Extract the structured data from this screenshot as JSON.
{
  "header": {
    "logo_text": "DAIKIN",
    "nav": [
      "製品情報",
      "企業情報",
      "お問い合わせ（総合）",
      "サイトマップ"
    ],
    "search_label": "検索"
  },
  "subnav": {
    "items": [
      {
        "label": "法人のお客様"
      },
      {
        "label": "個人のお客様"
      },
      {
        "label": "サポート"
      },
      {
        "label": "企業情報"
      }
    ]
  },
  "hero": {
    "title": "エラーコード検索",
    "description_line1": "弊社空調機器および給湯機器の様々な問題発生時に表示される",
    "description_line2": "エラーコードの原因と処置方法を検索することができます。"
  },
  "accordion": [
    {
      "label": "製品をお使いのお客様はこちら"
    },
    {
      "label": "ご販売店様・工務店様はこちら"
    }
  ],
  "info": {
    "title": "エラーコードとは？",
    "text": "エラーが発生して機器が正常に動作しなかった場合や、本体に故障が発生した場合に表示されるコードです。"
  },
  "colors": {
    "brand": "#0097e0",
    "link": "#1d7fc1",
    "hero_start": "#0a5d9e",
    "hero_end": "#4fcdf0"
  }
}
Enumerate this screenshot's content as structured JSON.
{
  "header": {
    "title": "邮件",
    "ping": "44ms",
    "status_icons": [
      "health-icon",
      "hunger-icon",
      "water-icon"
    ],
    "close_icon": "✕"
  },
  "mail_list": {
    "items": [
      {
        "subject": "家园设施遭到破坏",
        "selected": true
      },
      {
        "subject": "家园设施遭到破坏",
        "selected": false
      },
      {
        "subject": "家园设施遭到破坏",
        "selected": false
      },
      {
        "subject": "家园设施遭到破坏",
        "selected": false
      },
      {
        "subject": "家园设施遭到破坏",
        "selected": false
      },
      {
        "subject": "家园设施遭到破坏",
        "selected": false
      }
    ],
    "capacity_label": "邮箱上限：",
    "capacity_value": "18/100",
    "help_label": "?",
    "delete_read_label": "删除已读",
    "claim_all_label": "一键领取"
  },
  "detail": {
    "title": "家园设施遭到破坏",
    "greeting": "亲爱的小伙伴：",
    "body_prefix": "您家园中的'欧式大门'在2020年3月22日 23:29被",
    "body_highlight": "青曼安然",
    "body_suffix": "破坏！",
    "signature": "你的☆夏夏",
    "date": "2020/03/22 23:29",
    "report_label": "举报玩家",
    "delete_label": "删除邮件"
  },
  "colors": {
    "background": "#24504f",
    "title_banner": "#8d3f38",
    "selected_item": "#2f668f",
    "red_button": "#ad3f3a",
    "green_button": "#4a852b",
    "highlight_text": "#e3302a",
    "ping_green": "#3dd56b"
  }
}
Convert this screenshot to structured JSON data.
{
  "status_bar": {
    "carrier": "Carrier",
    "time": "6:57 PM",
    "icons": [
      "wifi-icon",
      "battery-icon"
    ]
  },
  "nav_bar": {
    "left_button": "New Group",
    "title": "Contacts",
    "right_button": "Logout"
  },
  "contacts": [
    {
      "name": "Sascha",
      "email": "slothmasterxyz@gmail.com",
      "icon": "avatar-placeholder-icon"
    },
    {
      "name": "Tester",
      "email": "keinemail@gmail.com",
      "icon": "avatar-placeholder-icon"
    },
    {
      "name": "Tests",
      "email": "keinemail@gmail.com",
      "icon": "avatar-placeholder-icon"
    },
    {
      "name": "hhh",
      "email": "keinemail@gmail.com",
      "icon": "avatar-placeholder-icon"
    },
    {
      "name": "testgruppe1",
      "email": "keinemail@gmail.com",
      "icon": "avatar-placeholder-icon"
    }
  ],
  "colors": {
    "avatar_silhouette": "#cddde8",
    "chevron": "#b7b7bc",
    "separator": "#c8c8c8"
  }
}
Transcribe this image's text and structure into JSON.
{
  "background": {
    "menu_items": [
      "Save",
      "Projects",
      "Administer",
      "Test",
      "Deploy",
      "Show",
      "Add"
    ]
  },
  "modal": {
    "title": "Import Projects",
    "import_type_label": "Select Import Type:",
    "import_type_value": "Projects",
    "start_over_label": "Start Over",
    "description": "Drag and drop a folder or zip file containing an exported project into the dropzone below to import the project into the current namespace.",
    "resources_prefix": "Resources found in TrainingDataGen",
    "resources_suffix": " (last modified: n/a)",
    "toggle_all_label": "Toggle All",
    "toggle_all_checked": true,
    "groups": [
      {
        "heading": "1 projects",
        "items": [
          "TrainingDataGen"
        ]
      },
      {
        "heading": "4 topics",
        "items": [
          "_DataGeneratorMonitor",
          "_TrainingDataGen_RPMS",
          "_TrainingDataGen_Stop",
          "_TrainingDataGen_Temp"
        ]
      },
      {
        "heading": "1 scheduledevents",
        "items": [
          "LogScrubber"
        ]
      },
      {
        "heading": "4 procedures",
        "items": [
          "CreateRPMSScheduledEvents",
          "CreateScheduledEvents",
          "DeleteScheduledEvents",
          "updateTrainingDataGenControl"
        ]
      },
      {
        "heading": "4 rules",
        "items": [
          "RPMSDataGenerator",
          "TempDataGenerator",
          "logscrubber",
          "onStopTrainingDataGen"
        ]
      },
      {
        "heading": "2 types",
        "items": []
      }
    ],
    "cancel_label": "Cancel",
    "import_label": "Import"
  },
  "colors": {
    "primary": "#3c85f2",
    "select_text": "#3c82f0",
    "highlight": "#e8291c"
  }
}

# # # # # # #

#### [Set problem]
Write out all records exactly, keeping every detail.

#### [Answer]
Extract the structured data from this screenshot as JSON.
{
  "header": {
    "logo_text": "DAIKIN",
    "nav": [
      "製品情報",
      "企業情報",
      "お問い合わせ（総合）",
      "サイトマップ"
    ],
    "search_label": "検索"
  },
  "subnav": {
    "items": [
      {
        "label": "法人のお客様"
      },
      {
        "label": "個人のお客様"
      },
      {
        "label": "サポート"
      },
      {
        "label": "企業情報"
      }
    ]
  },
  "hero": {
    "title": "エラーコード検索",
    "description_line1": "弊社空調機器および給湯機器の様々な問題発生時に表示される",
    "description_line2": "エラーコードの原因と処置方法を検索することができます。"
  },
  "accordion": [
    {
      "label": "製品をお使いのお客様はこちら"
    },
    {
      "label": "ご販売店様・工務店様はこちら"
    }
  ],
  "info": {
    "title": "エラーコードとは？",
    "text": "エラーが発生して機器が正常に動作しなかった場合や、本体に故障が発生した場合に表示されるコードです。"
  },
  "colors": {
    "brand": "#0097e0",
    "link": "#1d7fc1",
    "hero_start": "#0a5d9e",
    "hero_end": "#4fcdf0"
  }
}
Enumerate this screenshot's content as structured JSON.
{
  "header": {
    "title": "邮件",
    "ping": "44ms",
    "status_icons": [
      "health-icon",
      "hunger-icon",
      "water-icon"
    ],
    "close_icon": "✕"
  },
  "mail_list": {
    "items": [
      {
        "subject": "家园设施遭到破坏",
        "selected": true
      },
      {
        "subject": "家园设施遭到破坏",
        "selected": false
      },
      {
        "subject": "家园设施遭到破坏",
        "selected": false
      },
      {
        "subject": "家园设施遭到破坏",
        "selected": false
      },
      {
        "subject": "家园设施遭到破坏",
        "selected": false
      },
      {
        "subject": "家园设施遭到破坏",
        "selected": false
      }
    ],
    "capacity_label": "邮箱上限：",
    "capacity_value": "18/100",
    "help_label": "?",
    "delete_read_label": "删除已读",
    "claim_all_label": "一键领取"
  },
  "detail": {
    "title": "家园设施遭到破坏",
    "greeting": "亲爱的小伙伴：",
    "body_prefix": "您家园中的'欧式大门'在2020年3月22日 23:29被",
    "body_highlight": "青曼安然",
    "body_suffix": "破坏！",
    "signature": "你的☆夏夏",
    "date": "2020/03/22 23:29",
    "report_label": "举报玩家",
    "delete_label": "删除邮件"
  },
  "colors": {
    "background": "#24504f",
    "title_banner": "#8d3f38",
    "selected_item": "#2f668f",
    "red_button": "#ad3f3a",
    "green_button": "#4a852b",
    "highlight_text": "#e3302a",
    "ping_green": "#3dd56b"
  }
}
Convert this screenshot to structured JSON data.
{
  "status_bar": {
    "carrier": "Carrier",
    "time": "6:57 PM",
    "icons": [
      "wifi-icon",
      "battery-icon"
    ]
  },
  "nav_bar": {
    "left_button": "New Group",
    "title": "Contacts",
    "right_button": "Logout"
  },
  "contacts": [
    {
      "name": "Sascha",
      "email": "slothmasterxyz@gmail.com",
      "icon": "avatar-placeholder-icon"
    },
    {
      "name": "Tester",
      "email": "keinemail@gmail.com",
      "icon": "avatar-placeholder-icon"
    },
    {
      "name": "Tests",
      "email": "keinemail@gmail.com",
      "icon": "avatar-placeholder-icon"
    },
    {
      "name": "hhh",
      "email": "keinemail@gmail.com",
      "icon": "avatar-placeholder-icon"
    },
    {
      "name": "testgruppe1",
      "email": "keinemail@gmail.com",
      "icon": "avatar-placeholder-icon"
    }
  ],
  "colors": {
    "avatar_silhouette": "#cddde8",
    "chevron": "#b7b7bc",
    "separator": "#c8c8c8"
  }
}
Transcribe this image's text and structure into JSON.
{
  "background": {
    "menu_items": [
      "Save",
      "Projects",
      "Administer",
      "Test",
      "Deploy",
      "Show",
      "Add"
    ]
  },
  "modal": {
    "title": "Import Projects",
    "import_type_label": "Select Import Type:",
    "import_type_value": "Projects",
    "start_over_label": "Start Over",
    "description": "Drag and drop a folder or zip file containing an exported project into the dropzone below to import the project into the current namespace.",
    "resources_prefix": "Resources found in TrainingDataGen",
    "resources_suffix": " (last modified: n/a)",
    "toggle_all_label": "Toggle All",
    "toggle_all_checked": true,
    "groups": [
      {
        "heading": "1 projects",
        "items": [
          "TrainingDataGen"
        ]
      },
      {
        "heading": "4 topics",
        "items": [
          "_DataGeneratorMonitor",
          "_TrainingDataGen_RPMS",
          "_TrainingDataGen_Stop",
          "_TrainingDataGen_Temp"
        ]
      },
      {
        "heading": "1 scheduledevents",
        "items": [
          "LogScrubber"
        ]
      },
      {
        "heading": "4 procedures",
        "items": [
          "CreateRPMSScheduledEvents",
          "CreateScheduledEvents",
          "DeleteScheduledEvents",
          "updateTrainingDataGenControl"
        ]
      },
      {
        "heading": "4 rules",
        "items": [
          "RPMSDataGenerator",
          "TempDataGenerator",
          "logscrubber",
          "onStopTrainingDataGen"
        ]
      },
      {
        "heading": "2 types",
        "items": []
      }
    ],
    "cancel_label": "Cancel",
    "import_label": "Import"
  },
  "colors": {
    "primary": "#3c85f2",
    "select_text": "#3c82f0",
    "highlight": "#e8291c"
  }
}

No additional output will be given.